■ PROBLEM TO WORK ON ■
Look through the material below. Copy each line that contains the string "ylabel".
** BEGIN EXTRACTED ENTRIES **
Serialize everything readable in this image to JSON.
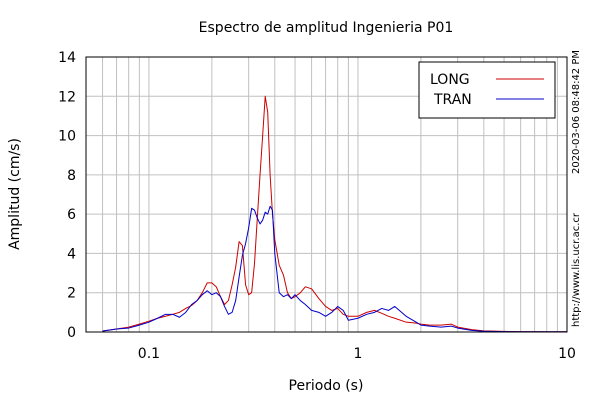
{
  "chart_data": {
    "type": "line",
    "title": "Espectro de amplitud Ingenieria P01",
    "xlabel": "Periodo (s)",
    "ylabel": "Amplitud (cm/s)",
    "x_scale": "log",
    "xlim": [
      0.05,
      10
    ],
    "ylim": [
      0,
      14
    ],
    "x_ticks": [
      {
        "value": 0.1,
        "label": "0.1"
      },
      {
        "value": 1,
        "label": "1"
      },
      {
        "value": 10,
        "label": "10"
      }
    ],
    "y_ticks": [
      {
        "value": 0,
        "label": "0"
      },
      {
        "value": 2,
        "label": "2"
      },
      {
        "value": 4,
        "label": "4"
      },
      {
        "value": 6,
        "label": "6"
      },
      {
        "value": 8,
        "label": "8"
      },
      {
        "value": 10,
        "label": "10"
      },
      {
        "value": 12,
        "label": "12"
      },
      {
        "value": 14,
        "label": "14"
      }
    ],
    "grid": true,
    "legend_position": "top-right",
    "series": [
      {
        "name": "LONG",
        "color": "#cc0000",
        "x": [
          0.06,
          0.065,
          0.07,
          0.08,
          0.09,
          0.1,
          0.11,
          0.12,
          0.13,
          0.14,
          0.15,
          0.16,
          0.17,
          0.18,
          0.19,
          0.2,
          0.21,
          0.22,
          0.23,
          0.24,
          0.25,
          0.26,
          0.27,
          0.28,
          0.29,
          0.3,
          0.31,
          0.32,
          0.33,
          0.34,
          0.35,
          0.36,
          0.37,
          0.38,
          0.39,
          0.4,
          0.42,
          0.44,
          0.46,
          0.48,
          0.5,
          0.53,
          0.56,
          0.6,
          0.65,
          0.7,
          0.75,
          0.8,
          0.85,
          0.9,
          1.0,
          1.1,
          1.2,
          1.3,
          1.4,
          1.5,
          1.7,
          1.9,
          2.0,
          2.2,
          2.5,
          2.8,
          3.0,
          3.5,
          4.0,
          5.0,
          6.0,
          8.0,
          10.0
        ],
        "y": [
          0.05,
          0.1,
          0.15,
          0.25,
          0.4,
          0.55,
          0.7,
          0.8,
          0.9,
          1.0,
          1.2,
          1.35,
          1.6,
          2.0,
          2.5,
          2.5,
          2.3,
          1.8,
          1.4,
          1.6,
          2.4,
          3.3,
          4.6,
          4.4,
          2.4,
          1.9,
          2.0,
          3.5,
          5.8,
          8.0,
          10.0,
          12.0,
          11.2,
          8.0,
          6.0,
          4.7,
          3.4,
          2.9,
          2.0,
          1.7,
          1.8,
          2.0,
          2.3,
          2.2,
          1.7,
          1.3,
          1.1,
          1.2,
          0.9,
          0.8,
          0.8,
          1.0,
          1.1,
          0.95,
          0.8,
          0.7,
          0.5,
          0.45,
          0.4,
          0.35,
          0.35,
          0.4,
          0.25,
          0.12,
          0.06,
          0.03,
          0.02,
          0.01,
          0.01
        ]
      },
      {
        "name": "TRAN",
        "color": "#0000cc",
        "x": [
          0.06,
          0.065,
          0.07,
          0.08,
          0.09,
          0.1,
          0.11,
          0.12,
          0.13,
          0.14,
          0.15,
          0.16,
          0.17,
          0.18,
          0.19,
          0.2,
          0.21,
          0.22,
          0.23,
          0.24,
          0.25,
          0.26,
          0.27,
          0.28,
          0.29,
          0.3,
          0.31,
          0.32,
          0.33,
          0.34,
          0.35,
          0.36,
          0.37,
          0.38,
          0.39,
          0.4,
          0.42,
          0.44,
          0.46,
          0.48,
          0.5,
          0.53,
          0.56,
          0.6,
          0.65,
          0.7,
          0.75,
          0.8,
          0.85,
          0.9,
          1.0,
          1.1,
          1.2,
          1.3,
          1.4,
          1.5,
          1.7,
          1.9,
          2.0,
          2.2,
          2.5,
          2.8,
          3.0,
          3.5,
          4.0,
          5.0,
          6.0,
          8.0,
          10.0
        ],
        "y": [
          0.05,
          0.1,
          0.15,
          0.2,
          0.35,
          0.5,
          0.7,
          0.9,
          0.9,
          0.75,
          1.0,
          1.4,
          1.6,
          1.9,
          2.1,
          1.9,
          2.0,
          1.8,
          1.3,
          0.9,
          1.0,
          1.6,
          2.8,
          3.9,
          4.5,
          5.3,
          6.3,
          6.2,
          5.8,
          5.5,
          5.7,
          6.1,
          6.0,
          6.4,
          6.2,
          4.0,
          2.0,
          1.8,
          1.9,
          1.7,
          1.9,
          1.6,
          1.4,
          1.1,
          1.0,
          0.8,
          1.0,
          1.3,
          1.1,
          0.6,
          0.7,
          0.9,
          1.0,
          1.2,
          1.1,
          1.3,
          0.8,
          0.5,
          0.35,
          0.3,
          0.25,
          0.3,
          0.2,
          0.08,
          0.04,
          0.02,
          0.01,
          0.01,
          0.01
        ]
      }
    ]
  },
  "side_labels": {
    "timestamp": "2020-03-06 08:48:42 PM",
    "website": "http://www.lis.ucr.ac.cr"
  }
}
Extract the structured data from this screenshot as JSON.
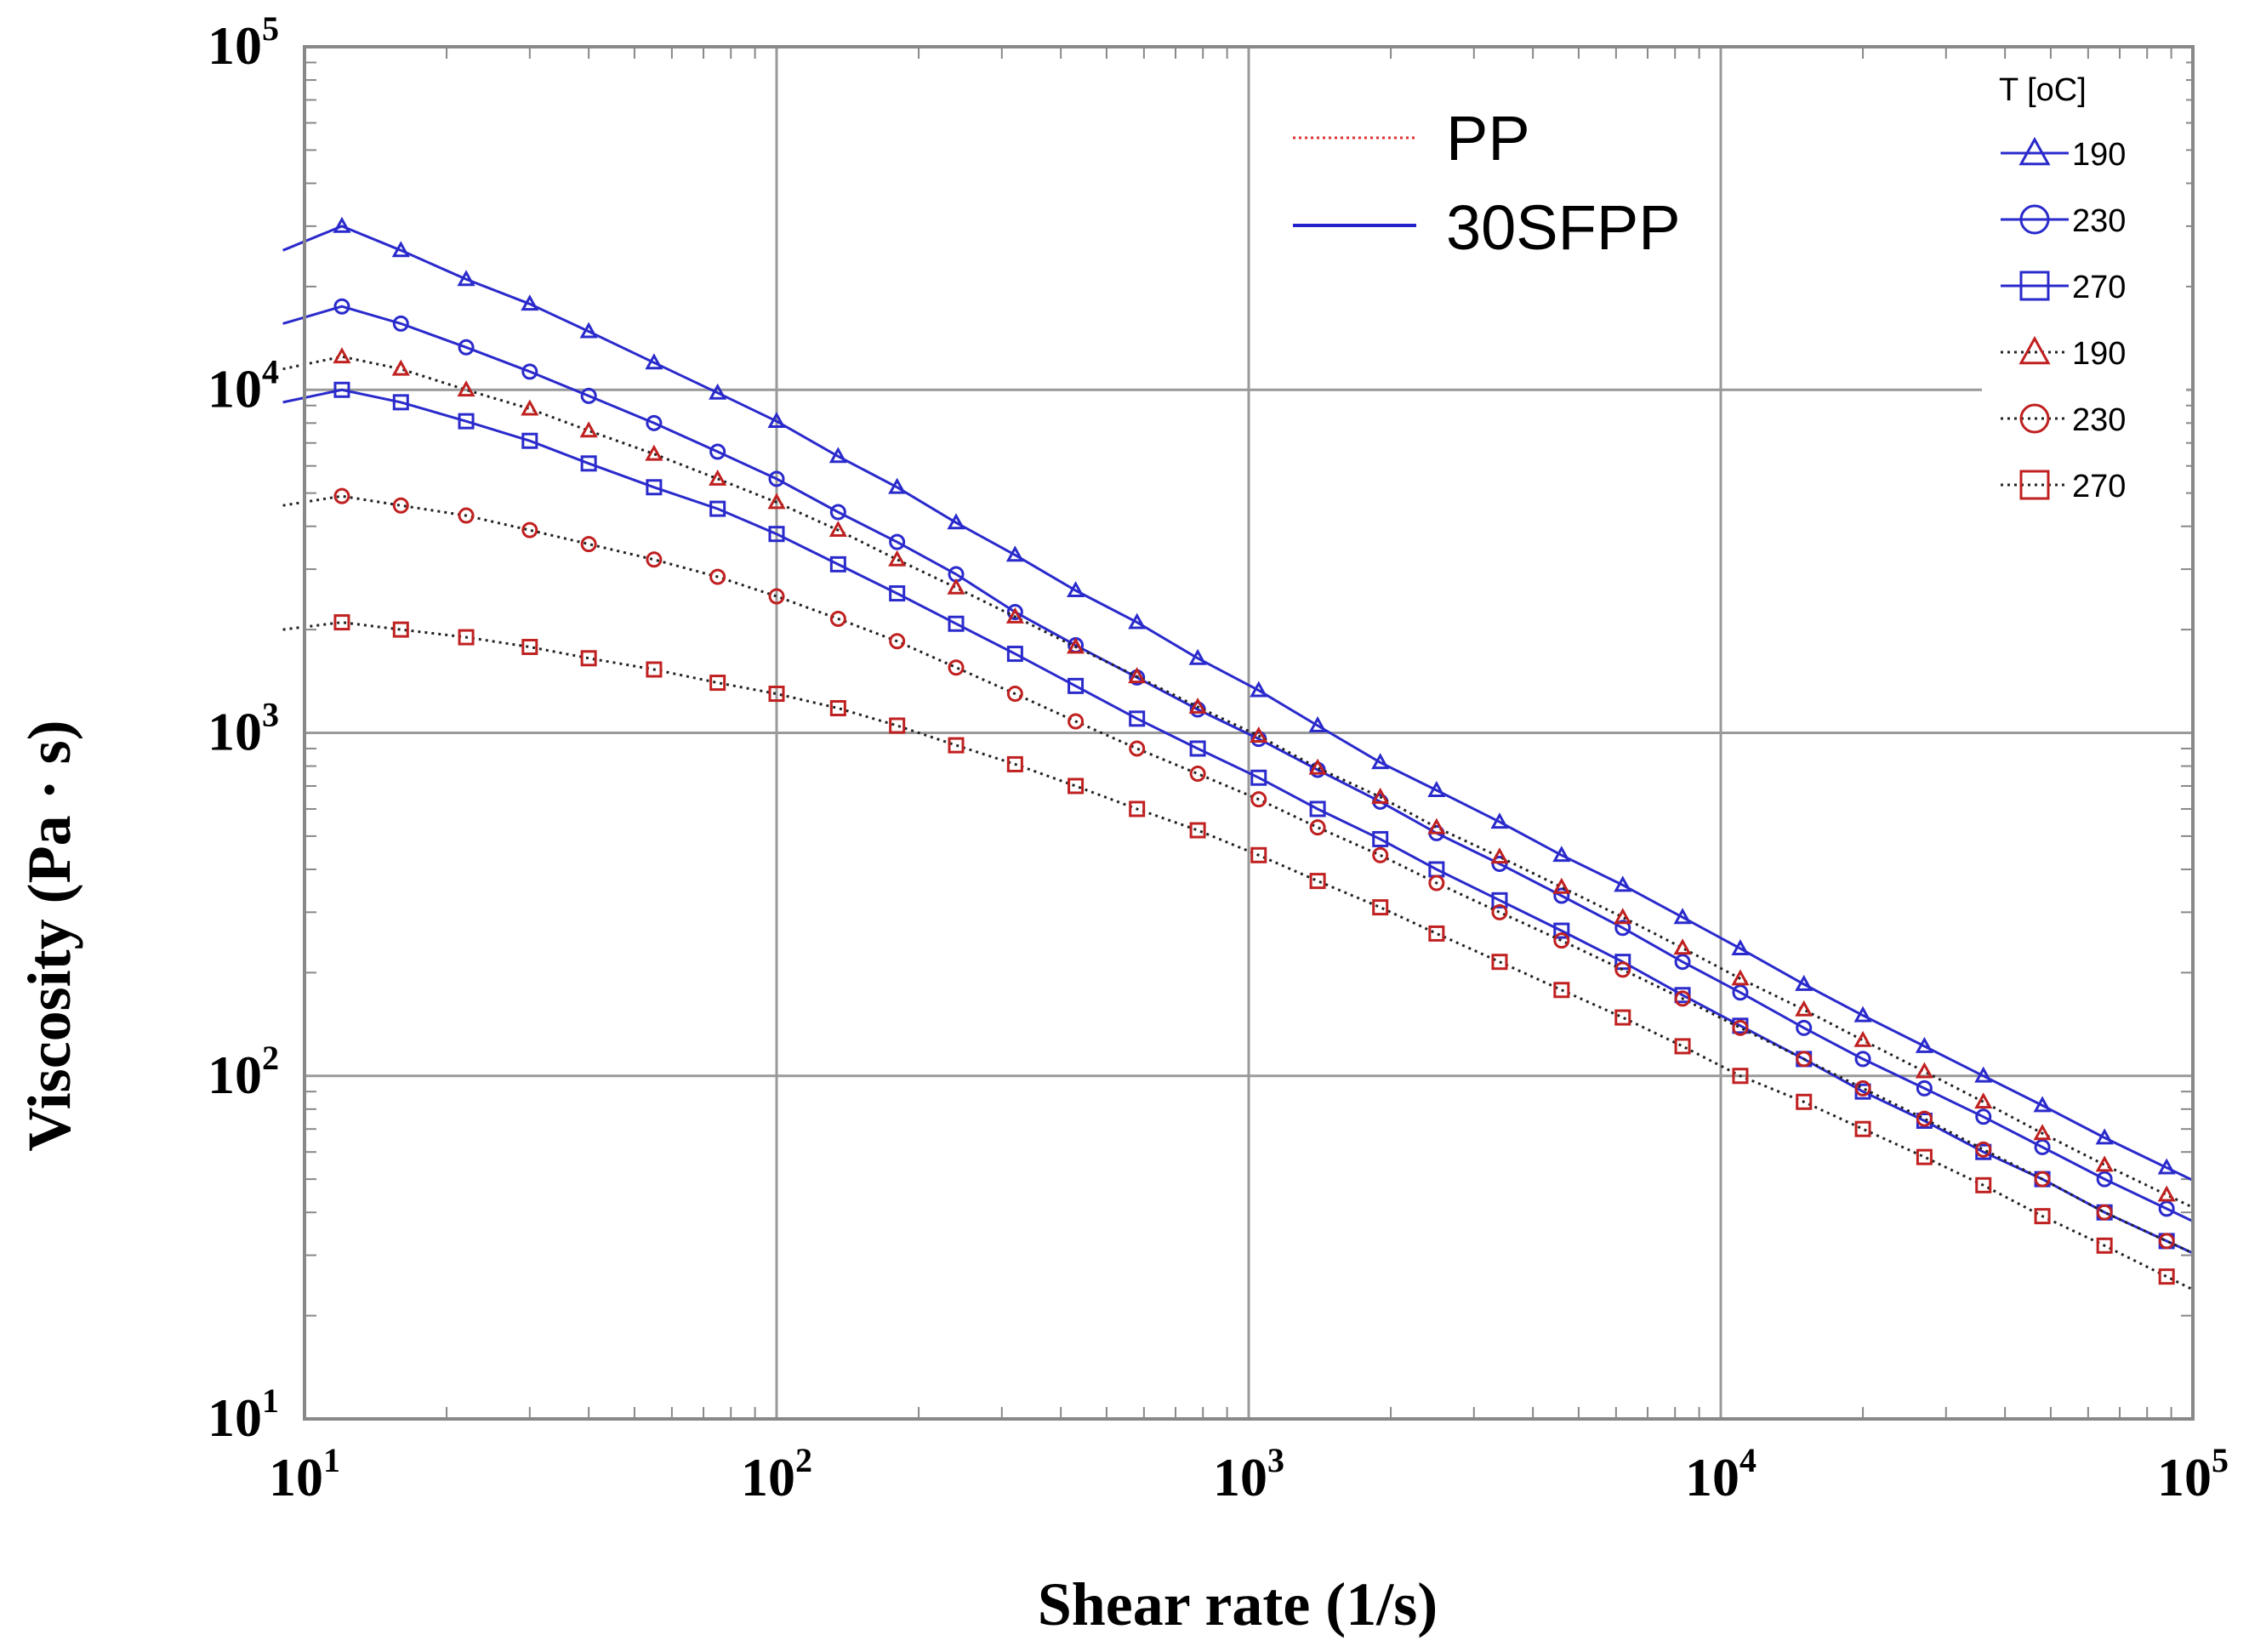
{
  "chart_data": {
    "type": "line",
    "title": "",
    "xlabel": "Shear rate (1/s)",
    "ylabel": "Viscosity (Pa · s)",
    "xscale": "log",
    "yscale": "log",
    "xlim": [
      10,
      100000
    ],
    "ylim": [
      10,
      100000
    ],
    "x_ticks": [
      {
        "base": "10",
        "exp": "1",
        "value": 10
      },
      {
        "base": "10",
        "exp": "2",
        "value": 100
      },
      {
        "base": "10",
        "exp": "3",
        "value": 1000
      },
      {
        "base": "10",
        "exp": "4",
        "value": 10000
      },
      {
        "base": "10",
        "exp": "5",
        "value": 100000
      }
    ],
    "y_ticks": [
      {
        "base": "10",
        "exp": "1",
        "value": 10
      },
      {
        "base": "10",
        "exp": "2",
        "value": 100
      },
      {
        "base": "10",
        "exp": "3",
        "value": 1000
      },
      {
        "base": "10",
        "exp": "4",
        "value": 10000
      },
      {
        "base": "10",
        "exp": "5",
        "value": 100000
      }
    ],
    "grid": true,
    "material_legend": [
      {
        "label": "PP",
        "style": "dotted",
        "color": "#e03030"
      },
      {
        "label": "30SFPP",
        "style": "solid",
        "color": "#2222cc"
      }
    ],
    "temperature_legend_title": "T [oC]",
    "x": [
      12,
      16,
      22,
      30,
      40,
      55,
      75,
      100,
      135,
      180,
      240,
      320,
      430,
      580,
      780,
      1050,
      1400,
      1900,
      2500,
      3400,
      4600,
      6200,
      8300,
      11000,
      15000,
      20000,
      27000,
      36000,
      48000,
      65000,
      88000
    ],
    "series": [
      {
        "name": "190",
        "material": "30SFPP",
        "marker": "triangle",
        "color": "#2a2acc",
        "line_color": "#2a2acc",
        "values": [
          30000,
          25500,
          21000,
          17800,
          14800,
          12000,
          9800,
          8100,
          6400,
          5200,
          4100,
          3300,
          2600,
          2100,
          1650,
          1330,
          1050,
          820,
          680,
          550,
          440,
          360,
          290,
          235,
          185,
          150,
          122,
          100,
          82,
          66,
          54
        ]
      },
      {
        "name": "230",
        "material": "30SFPP",
        "marker": "circle",
        "color": "#2a2acc",
        "line_color": "#2a2acc",
        "values": [
          17500,
          15600,
          13300,
          11300,
          9600,
          8000,
          6600,
          5500,
          4400,
          3600,
          2900,
          2250,
          1800,
          1450,
          1170,
          960,
          780,
          630,
          510,
          415,
          335,
          270,
          215,
          175,
          138,
          112,
          92,
          76,
          62,
          50,
          41
        ]
      },
      {
        "name": "270",
        "material": "30SFPP",
        "marker": "square",
        "color": "#2a2acc",
        "line_color": "#2a2acc",
        "values": [
          10000,
          9200,
          8100,
          7100,
          6100,
          5200,
          4500,
          3800,
          3100,
          2550,
          2080,
          1700,
          1370,
          1100,
          900,
          740,
          600,
          490,
          400,
          325,
          265,
          215,
          172,
          140,
          112,
          90,
          74,
          60,
          50,
          40,
          33
        ]
      },
      {
        "name": "190",
        "material": "PP",
        "marker": "triangle",
        "color": "#c02020",
        "line_color": "#222222",
        "values": [
          12500,
          11500,
          10000,
          8800,
          7600,
          6500,
          5500,
          4700,
          3900,
          3200,
          2650,
          2180,
          1780,
          1460,
          1190,
          980,
          790,
          650,
          530,
          435,
          355,
          290,
          236,
          192,
          156,
          127,
          103,
          84,
          68,
          55,
          45
        ]
      },
      {
        "name": "230",
        "material": "PP",
        "marker": "circle",
        "color": "#c02020",
        "line_color": "#222222",
        "values": [
          4900,
          4600,
          4300,
          3900,
          3550,
          3200,
          2850,
          2500,
          2150,
          1850,
          1550,
          1300,
          1080,
          900,
          760,
          640,
          530,
          440,
          365,
          300,
          248,
          204,
          168,
          138,
          112,
          92,
          75,
          61,
          50,
          40,
          33
        ]
      },
      {
        "name": "270",
        "material": "PP",
        "marker": "square",
        "color": "#c02020",
        "line_color": "#222222",
        "values": [
          2100,
          2000,
          1900,
          1780,
          1650,
          1530,
          1400,
          1300,
          1180,
          1050,
          920,
          810,
          700,
          600,
          520,
          440,
          370,
          310,
          260,
          215,
          178,
          148,
          122,
          100,
          84,
          70,
          58,
          48,
          39,
          32,
          26
        ]
      }
    ]
  }
}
** END EXTRACTED ENTRIES **
■ FINISHED ANSWER ■
    "ylabel": "Amplitud (cm/s)",
    "ylabel": "Viscosity (Pa · s)",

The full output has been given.